• _Written task_: Using the entries that follow, collect the lines where the word "type" appears.

• _Information provided_:
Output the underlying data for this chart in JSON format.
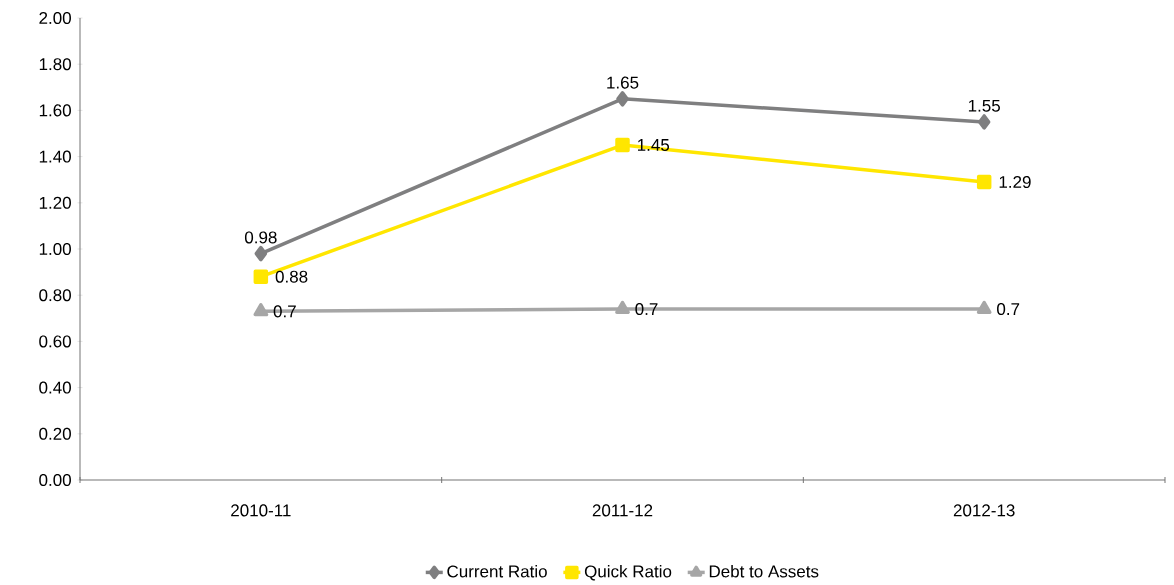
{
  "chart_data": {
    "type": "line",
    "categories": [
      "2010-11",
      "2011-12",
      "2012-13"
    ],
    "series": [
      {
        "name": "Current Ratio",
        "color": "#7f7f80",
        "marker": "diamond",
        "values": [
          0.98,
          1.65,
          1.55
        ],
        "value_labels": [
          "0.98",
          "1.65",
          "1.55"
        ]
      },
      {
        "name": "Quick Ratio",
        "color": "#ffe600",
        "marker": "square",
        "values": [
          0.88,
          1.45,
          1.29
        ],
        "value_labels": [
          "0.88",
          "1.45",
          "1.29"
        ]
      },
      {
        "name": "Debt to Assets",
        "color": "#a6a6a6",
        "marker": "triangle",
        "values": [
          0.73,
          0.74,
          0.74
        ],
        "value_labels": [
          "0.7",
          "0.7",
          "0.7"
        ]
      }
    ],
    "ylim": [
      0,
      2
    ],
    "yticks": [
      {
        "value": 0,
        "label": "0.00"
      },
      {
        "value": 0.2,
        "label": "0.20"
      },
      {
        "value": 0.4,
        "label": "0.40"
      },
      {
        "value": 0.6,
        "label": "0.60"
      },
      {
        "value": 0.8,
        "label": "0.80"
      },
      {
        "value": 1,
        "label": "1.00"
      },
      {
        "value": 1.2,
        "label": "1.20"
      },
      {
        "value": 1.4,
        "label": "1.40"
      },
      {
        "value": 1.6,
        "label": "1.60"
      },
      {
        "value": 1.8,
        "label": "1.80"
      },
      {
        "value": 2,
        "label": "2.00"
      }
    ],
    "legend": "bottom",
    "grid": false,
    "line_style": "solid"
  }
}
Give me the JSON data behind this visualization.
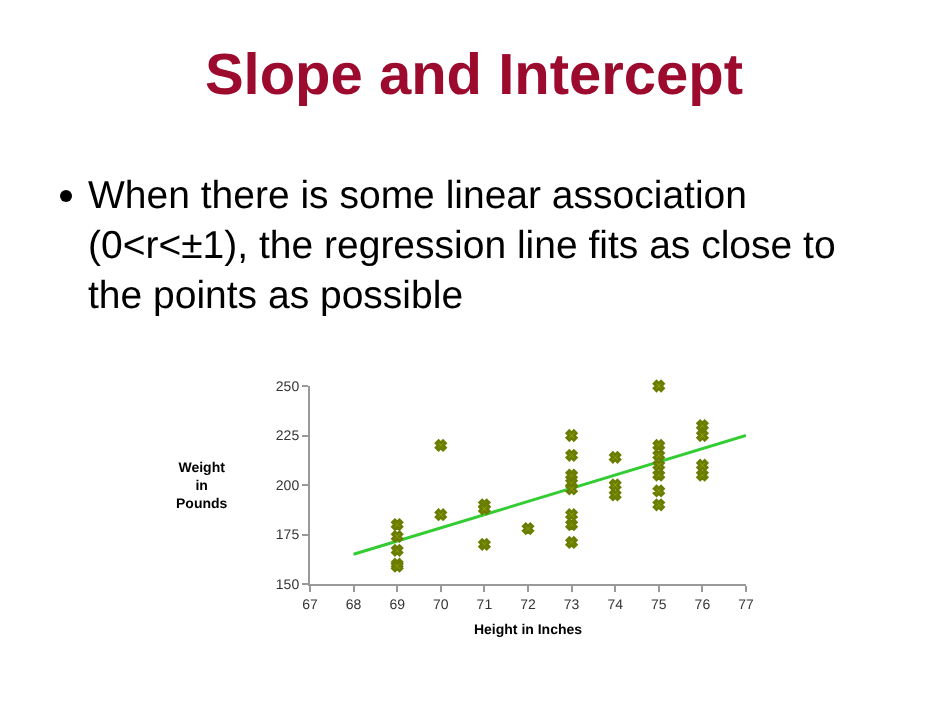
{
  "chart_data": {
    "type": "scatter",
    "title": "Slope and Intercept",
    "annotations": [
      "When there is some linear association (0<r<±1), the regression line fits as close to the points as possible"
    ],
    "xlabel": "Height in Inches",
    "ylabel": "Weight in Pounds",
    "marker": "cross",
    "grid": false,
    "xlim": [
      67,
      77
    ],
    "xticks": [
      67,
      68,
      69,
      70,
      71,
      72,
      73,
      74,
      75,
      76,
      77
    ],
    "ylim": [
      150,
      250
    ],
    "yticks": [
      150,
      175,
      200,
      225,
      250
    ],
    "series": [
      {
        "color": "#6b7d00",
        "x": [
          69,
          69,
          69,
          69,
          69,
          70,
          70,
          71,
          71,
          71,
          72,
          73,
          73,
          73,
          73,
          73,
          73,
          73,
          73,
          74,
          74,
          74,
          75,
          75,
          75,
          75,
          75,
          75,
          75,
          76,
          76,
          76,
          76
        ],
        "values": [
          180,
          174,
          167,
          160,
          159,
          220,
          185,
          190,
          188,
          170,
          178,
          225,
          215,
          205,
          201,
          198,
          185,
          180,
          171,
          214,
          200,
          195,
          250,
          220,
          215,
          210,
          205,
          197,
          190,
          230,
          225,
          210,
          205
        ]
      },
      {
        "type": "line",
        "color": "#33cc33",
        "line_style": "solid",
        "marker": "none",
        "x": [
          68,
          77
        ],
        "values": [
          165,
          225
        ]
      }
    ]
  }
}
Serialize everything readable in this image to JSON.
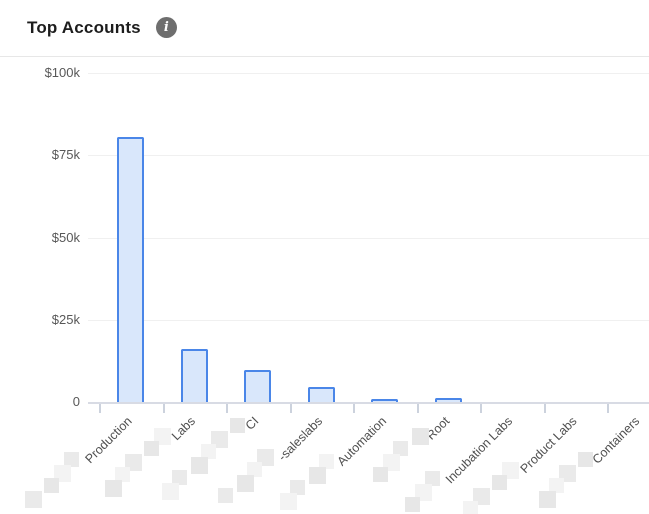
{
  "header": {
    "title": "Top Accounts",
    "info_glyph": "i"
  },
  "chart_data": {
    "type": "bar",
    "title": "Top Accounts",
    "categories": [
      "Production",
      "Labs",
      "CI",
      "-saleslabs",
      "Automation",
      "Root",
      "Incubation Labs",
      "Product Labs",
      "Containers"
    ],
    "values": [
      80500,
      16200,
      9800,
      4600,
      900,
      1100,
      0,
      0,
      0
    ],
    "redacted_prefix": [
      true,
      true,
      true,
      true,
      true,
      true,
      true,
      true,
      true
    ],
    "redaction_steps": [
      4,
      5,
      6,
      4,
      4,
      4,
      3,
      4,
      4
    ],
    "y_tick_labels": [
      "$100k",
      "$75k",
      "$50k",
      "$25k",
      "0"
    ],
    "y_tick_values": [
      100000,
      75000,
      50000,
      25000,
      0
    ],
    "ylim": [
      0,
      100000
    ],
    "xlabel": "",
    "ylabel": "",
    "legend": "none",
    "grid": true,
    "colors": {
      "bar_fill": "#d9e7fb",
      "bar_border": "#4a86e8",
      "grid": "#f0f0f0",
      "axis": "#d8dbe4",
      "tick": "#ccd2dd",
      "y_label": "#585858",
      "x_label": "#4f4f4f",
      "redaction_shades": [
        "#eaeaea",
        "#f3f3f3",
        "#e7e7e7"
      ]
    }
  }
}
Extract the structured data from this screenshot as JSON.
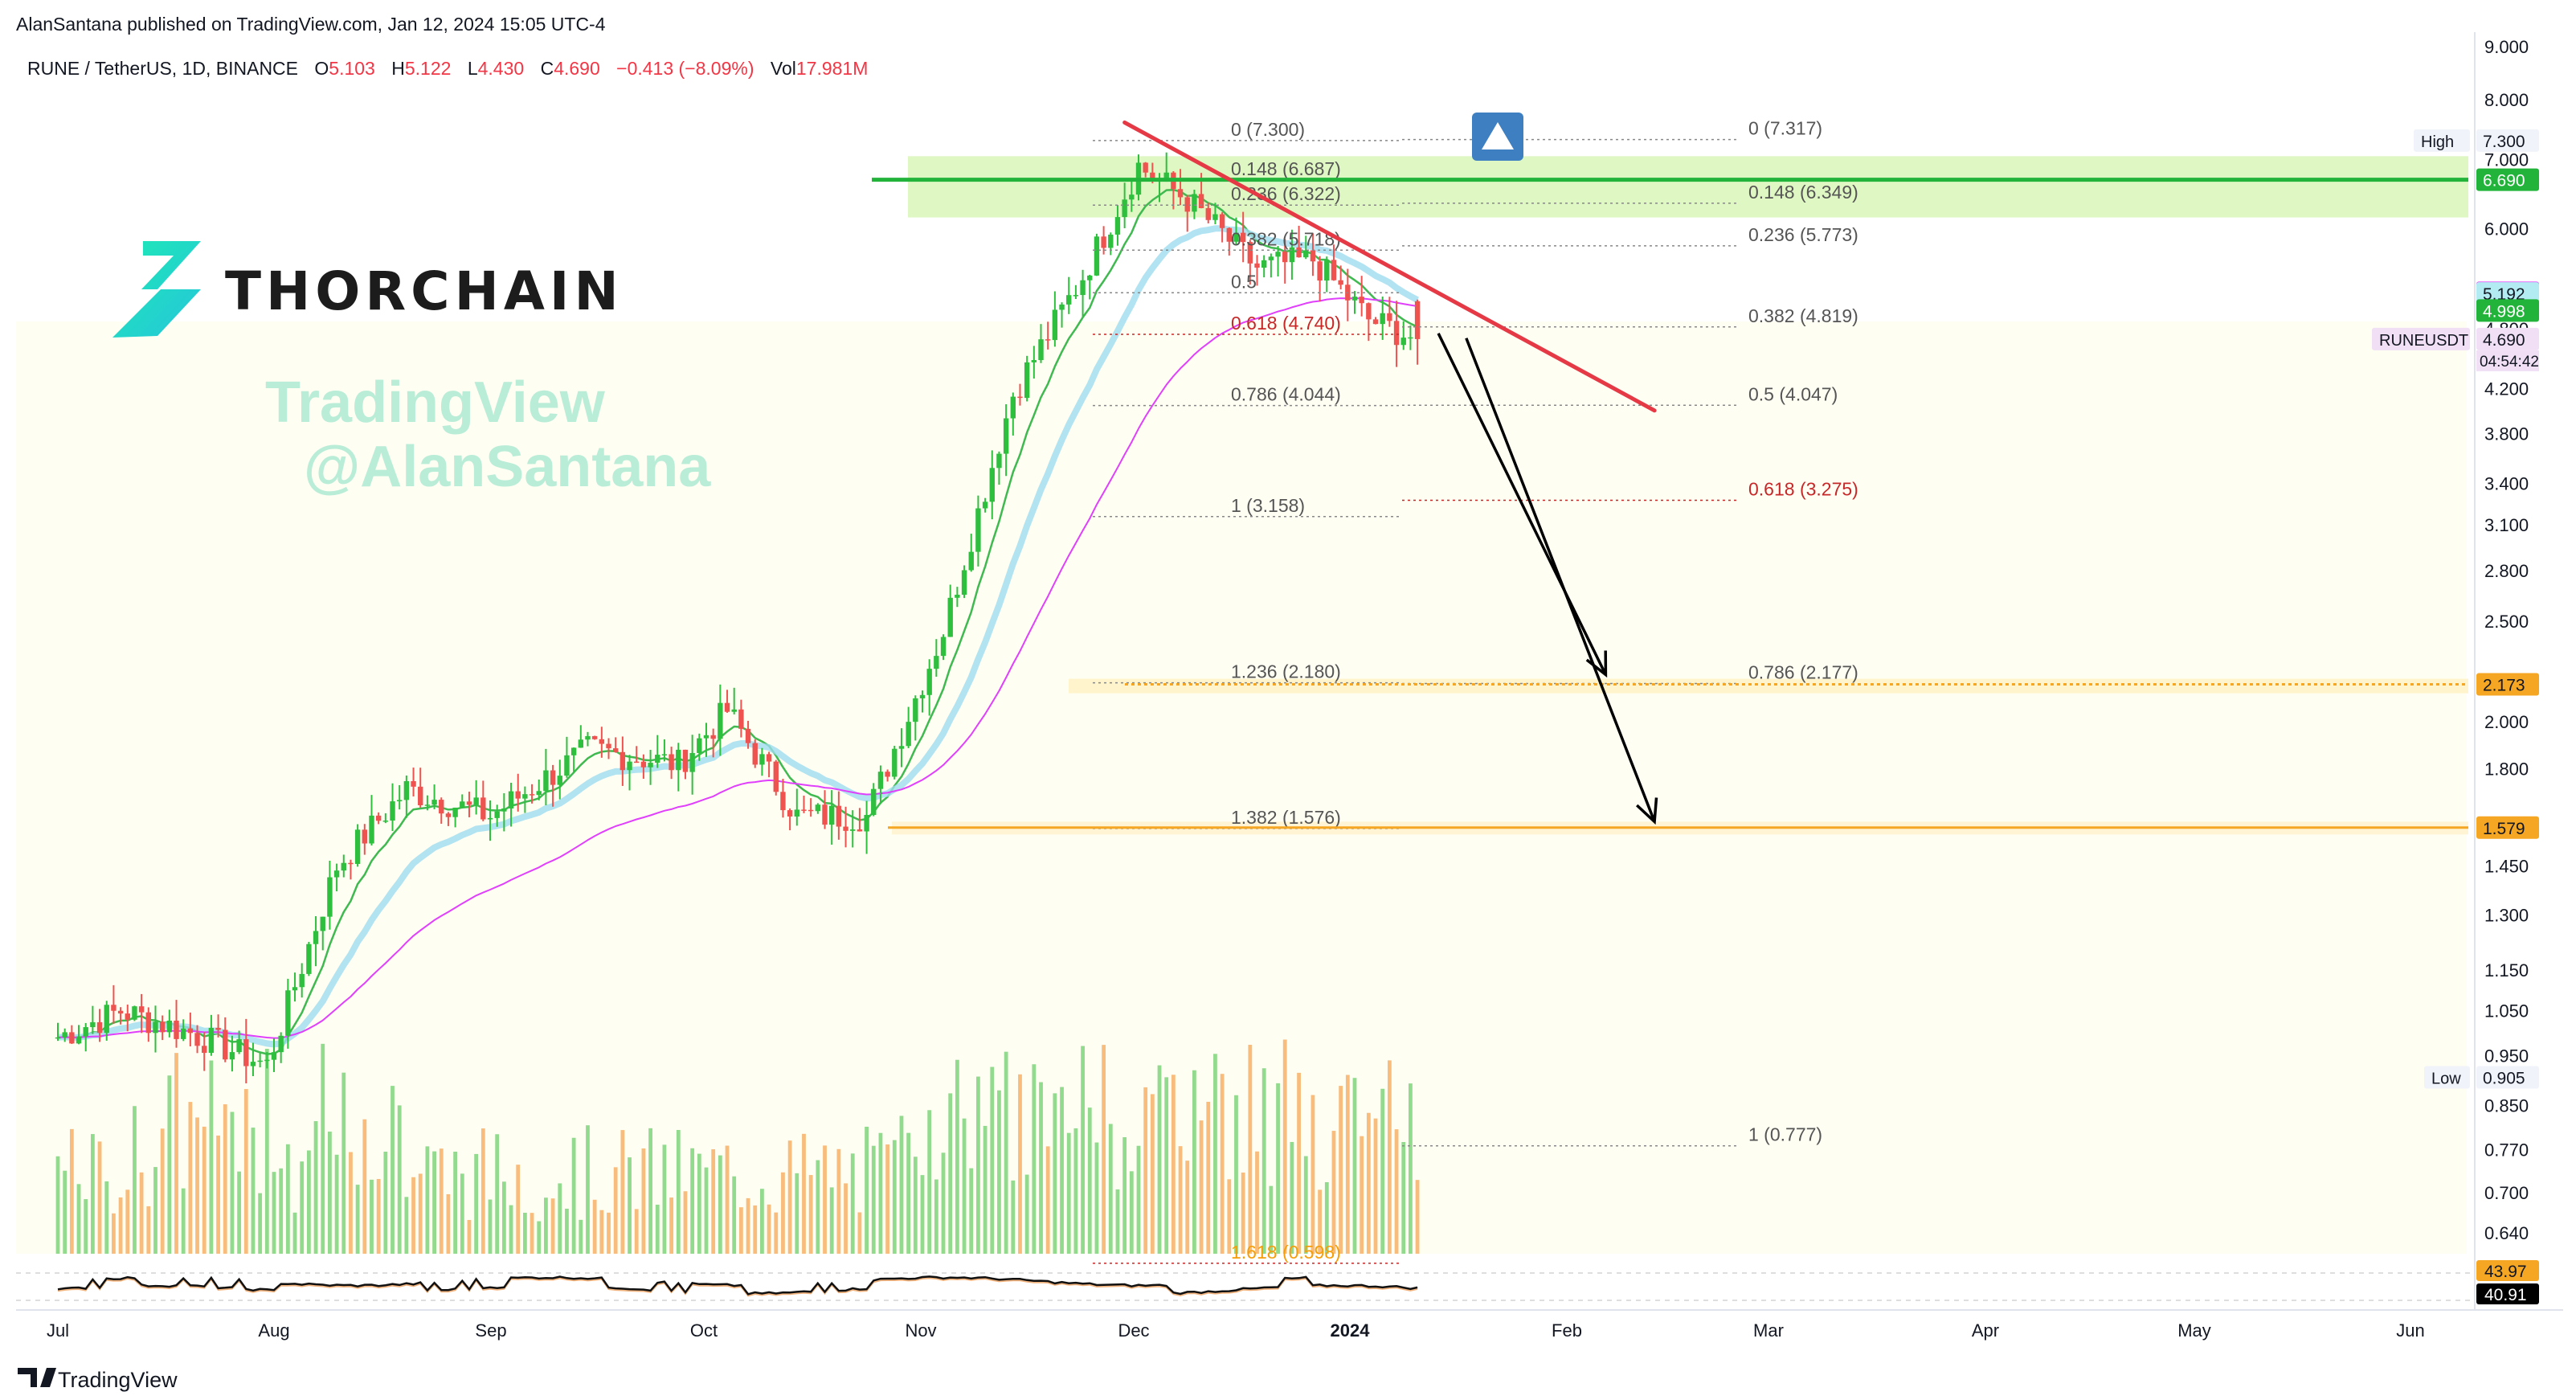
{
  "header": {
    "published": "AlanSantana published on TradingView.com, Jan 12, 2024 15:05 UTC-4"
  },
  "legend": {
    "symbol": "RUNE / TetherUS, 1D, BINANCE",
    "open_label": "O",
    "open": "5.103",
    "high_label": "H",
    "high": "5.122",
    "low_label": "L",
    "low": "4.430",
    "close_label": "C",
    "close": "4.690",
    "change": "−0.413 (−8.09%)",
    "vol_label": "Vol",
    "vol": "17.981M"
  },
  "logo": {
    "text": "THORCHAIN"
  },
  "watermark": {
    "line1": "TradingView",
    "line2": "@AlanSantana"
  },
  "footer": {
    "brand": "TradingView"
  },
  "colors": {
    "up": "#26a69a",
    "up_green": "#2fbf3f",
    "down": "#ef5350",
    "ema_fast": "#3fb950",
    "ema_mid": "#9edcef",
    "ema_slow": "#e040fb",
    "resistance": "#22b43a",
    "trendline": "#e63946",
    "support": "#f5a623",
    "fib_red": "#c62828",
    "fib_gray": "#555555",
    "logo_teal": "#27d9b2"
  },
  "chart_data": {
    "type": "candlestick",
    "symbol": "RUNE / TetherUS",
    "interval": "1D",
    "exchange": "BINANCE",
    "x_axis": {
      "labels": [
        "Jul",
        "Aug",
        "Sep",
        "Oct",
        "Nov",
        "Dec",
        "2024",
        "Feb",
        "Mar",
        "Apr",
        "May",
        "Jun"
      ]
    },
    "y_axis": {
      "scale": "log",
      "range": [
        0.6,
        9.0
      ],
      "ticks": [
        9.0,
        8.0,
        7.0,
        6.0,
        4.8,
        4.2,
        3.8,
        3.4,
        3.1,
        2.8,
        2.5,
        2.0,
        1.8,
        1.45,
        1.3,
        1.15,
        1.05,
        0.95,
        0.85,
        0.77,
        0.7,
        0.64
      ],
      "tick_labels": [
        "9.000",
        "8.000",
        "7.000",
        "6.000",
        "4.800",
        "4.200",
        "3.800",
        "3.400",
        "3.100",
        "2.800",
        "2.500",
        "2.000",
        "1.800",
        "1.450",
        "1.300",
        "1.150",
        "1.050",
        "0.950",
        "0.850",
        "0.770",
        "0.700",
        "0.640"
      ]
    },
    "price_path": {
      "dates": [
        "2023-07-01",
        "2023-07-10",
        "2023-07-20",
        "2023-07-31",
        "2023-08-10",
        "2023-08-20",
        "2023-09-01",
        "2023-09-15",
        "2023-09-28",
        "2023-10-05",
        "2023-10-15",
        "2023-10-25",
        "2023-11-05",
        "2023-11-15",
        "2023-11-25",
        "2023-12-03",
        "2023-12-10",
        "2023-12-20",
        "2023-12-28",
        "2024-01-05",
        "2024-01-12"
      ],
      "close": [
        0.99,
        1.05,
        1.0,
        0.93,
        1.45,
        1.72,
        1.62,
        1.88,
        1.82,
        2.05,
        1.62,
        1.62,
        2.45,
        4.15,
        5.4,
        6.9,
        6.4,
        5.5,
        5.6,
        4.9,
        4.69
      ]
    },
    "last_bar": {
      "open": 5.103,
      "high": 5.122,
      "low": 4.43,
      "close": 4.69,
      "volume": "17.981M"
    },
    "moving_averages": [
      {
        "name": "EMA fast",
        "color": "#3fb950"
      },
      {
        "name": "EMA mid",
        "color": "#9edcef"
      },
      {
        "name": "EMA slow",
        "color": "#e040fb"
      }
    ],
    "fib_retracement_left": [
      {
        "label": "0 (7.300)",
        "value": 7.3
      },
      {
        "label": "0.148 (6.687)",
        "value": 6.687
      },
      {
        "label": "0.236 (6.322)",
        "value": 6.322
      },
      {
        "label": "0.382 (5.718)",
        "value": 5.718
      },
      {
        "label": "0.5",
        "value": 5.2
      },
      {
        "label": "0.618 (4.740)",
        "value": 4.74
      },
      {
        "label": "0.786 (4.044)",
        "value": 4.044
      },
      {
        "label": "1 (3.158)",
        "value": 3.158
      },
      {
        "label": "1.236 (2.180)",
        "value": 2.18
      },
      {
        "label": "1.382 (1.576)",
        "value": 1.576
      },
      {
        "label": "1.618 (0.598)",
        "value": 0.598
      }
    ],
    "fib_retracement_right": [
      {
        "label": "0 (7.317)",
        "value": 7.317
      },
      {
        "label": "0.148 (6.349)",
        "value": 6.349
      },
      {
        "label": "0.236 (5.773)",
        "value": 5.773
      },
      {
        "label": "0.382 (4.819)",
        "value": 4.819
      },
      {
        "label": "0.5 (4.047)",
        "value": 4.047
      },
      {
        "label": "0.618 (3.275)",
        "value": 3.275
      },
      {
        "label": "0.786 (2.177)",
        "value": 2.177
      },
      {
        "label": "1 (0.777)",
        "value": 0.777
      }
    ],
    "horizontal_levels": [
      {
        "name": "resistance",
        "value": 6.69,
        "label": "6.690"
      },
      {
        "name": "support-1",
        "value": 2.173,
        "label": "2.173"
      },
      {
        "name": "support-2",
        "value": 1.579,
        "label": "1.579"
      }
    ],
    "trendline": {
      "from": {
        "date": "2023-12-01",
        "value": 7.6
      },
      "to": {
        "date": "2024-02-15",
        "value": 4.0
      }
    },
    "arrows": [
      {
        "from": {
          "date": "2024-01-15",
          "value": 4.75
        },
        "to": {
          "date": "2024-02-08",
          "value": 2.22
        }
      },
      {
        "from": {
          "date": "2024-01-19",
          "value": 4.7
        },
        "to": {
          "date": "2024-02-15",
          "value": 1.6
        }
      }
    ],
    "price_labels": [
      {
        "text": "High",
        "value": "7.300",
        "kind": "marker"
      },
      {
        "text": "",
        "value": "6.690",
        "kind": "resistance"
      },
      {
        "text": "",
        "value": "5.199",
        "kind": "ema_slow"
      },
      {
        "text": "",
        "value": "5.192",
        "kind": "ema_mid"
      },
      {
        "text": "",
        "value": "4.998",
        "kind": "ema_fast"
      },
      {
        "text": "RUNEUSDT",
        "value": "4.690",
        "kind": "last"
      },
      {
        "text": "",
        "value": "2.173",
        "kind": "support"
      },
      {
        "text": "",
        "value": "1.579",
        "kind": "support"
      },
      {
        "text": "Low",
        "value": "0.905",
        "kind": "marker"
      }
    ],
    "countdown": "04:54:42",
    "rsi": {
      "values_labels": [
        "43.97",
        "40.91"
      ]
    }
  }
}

• _Output below_:
    "type": "line",
    "type": "scatter",
        "type": "line",
    "type": "bar",
    "type": "candlestick",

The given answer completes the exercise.